***** Given information *****
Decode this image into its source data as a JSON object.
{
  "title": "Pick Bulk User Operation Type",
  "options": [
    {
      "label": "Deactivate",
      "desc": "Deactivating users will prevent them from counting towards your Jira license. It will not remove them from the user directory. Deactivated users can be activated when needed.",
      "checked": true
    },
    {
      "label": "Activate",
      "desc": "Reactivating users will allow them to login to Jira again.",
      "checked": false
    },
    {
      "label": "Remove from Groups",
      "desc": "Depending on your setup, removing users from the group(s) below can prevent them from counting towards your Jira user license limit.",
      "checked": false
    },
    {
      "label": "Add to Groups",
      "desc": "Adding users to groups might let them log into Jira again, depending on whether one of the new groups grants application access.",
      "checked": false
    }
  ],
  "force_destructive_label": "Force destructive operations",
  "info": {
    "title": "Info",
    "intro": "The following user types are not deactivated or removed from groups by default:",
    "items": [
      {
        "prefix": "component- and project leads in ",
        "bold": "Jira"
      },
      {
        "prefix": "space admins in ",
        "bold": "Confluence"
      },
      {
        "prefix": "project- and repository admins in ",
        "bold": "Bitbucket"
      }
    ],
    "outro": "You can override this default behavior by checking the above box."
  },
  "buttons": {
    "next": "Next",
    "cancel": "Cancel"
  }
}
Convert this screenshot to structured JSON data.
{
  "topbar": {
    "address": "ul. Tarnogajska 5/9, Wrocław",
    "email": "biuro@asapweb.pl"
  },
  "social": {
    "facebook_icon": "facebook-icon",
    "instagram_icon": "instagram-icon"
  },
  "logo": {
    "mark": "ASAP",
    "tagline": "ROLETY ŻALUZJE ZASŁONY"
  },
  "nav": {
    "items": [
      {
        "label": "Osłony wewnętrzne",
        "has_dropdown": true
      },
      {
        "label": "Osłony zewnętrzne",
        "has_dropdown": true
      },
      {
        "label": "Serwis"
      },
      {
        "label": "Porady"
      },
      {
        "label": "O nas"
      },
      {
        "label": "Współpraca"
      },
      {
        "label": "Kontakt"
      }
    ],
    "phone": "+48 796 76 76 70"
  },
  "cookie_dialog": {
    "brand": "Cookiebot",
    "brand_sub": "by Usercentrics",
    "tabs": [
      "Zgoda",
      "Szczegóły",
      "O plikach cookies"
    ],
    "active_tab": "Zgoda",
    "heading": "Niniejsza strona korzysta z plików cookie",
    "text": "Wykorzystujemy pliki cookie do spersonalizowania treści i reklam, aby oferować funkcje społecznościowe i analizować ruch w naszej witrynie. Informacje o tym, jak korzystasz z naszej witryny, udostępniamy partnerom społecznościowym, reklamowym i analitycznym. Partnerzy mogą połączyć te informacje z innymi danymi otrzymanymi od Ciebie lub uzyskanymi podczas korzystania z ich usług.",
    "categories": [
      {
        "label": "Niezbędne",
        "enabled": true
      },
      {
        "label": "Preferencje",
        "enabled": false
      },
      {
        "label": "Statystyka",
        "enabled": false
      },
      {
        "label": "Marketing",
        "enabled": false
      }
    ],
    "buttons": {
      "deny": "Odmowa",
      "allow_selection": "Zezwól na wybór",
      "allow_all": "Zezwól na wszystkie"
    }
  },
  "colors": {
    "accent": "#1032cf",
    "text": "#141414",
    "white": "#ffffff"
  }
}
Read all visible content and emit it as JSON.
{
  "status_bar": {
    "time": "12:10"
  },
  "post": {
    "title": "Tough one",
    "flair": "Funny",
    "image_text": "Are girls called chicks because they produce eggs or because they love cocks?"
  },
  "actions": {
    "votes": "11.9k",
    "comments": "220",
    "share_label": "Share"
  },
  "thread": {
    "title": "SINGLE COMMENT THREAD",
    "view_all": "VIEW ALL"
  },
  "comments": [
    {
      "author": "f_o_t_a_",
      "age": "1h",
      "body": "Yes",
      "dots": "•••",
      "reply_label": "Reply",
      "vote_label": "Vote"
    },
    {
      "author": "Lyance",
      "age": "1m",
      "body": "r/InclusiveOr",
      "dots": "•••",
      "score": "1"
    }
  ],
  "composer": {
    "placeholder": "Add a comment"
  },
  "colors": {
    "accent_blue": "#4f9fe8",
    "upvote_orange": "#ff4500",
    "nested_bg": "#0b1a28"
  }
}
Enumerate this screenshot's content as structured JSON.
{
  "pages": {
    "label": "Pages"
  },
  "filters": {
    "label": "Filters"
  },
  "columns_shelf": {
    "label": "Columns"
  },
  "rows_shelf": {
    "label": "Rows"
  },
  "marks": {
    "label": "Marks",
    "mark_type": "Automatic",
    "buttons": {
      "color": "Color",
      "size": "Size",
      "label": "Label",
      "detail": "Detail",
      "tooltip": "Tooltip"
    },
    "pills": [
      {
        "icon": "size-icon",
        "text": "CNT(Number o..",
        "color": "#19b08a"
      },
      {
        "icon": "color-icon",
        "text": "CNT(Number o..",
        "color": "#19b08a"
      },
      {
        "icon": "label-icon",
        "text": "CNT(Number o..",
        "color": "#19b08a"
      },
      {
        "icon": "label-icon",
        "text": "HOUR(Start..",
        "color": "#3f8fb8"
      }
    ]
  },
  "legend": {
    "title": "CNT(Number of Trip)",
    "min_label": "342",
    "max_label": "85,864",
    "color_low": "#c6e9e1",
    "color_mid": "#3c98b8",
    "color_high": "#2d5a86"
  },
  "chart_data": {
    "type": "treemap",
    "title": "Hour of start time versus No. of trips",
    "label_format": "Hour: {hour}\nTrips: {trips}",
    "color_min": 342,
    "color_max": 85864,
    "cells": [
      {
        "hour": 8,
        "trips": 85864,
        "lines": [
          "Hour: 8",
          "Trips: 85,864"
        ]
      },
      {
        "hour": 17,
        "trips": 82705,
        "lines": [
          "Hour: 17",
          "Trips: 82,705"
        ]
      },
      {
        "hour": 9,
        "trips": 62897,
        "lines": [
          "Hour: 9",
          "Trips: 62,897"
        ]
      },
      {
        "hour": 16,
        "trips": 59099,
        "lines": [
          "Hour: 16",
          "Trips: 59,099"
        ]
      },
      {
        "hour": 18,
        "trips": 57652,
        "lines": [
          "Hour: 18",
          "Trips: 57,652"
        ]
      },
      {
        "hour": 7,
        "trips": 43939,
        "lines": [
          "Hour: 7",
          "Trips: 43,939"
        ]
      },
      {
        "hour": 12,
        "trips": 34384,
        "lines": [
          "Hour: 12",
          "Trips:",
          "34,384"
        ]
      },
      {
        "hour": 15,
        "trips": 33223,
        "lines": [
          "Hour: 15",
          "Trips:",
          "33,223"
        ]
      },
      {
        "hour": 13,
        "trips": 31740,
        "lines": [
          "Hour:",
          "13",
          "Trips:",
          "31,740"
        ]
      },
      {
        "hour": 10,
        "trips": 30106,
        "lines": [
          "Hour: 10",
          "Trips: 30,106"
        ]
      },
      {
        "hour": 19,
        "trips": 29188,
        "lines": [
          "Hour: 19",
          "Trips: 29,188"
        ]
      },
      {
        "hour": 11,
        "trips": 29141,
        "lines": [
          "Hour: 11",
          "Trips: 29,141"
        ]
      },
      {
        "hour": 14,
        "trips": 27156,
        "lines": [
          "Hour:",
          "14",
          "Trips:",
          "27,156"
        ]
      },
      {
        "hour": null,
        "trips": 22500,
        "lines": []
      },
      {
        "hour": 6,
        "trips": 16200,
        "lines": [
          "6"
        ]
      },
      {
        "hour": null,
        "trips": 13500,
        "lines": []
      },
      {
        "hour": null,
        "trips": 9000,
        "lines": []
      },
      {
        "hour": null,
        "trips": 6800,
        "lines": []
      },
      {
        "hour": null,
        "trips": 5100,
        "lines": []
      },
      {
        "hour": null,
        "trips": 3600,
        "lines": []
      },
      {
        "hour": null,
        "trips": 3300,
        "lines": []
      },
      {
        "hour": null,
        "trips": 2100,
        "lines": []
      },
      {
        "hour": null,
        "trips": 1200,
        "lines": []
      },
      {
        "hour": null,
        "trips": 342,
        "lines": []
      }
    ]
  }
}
*****
-- Exercise goal --
Looking at the material above, count the lines that hold "default" and give the total alone.

-- Task solution --
2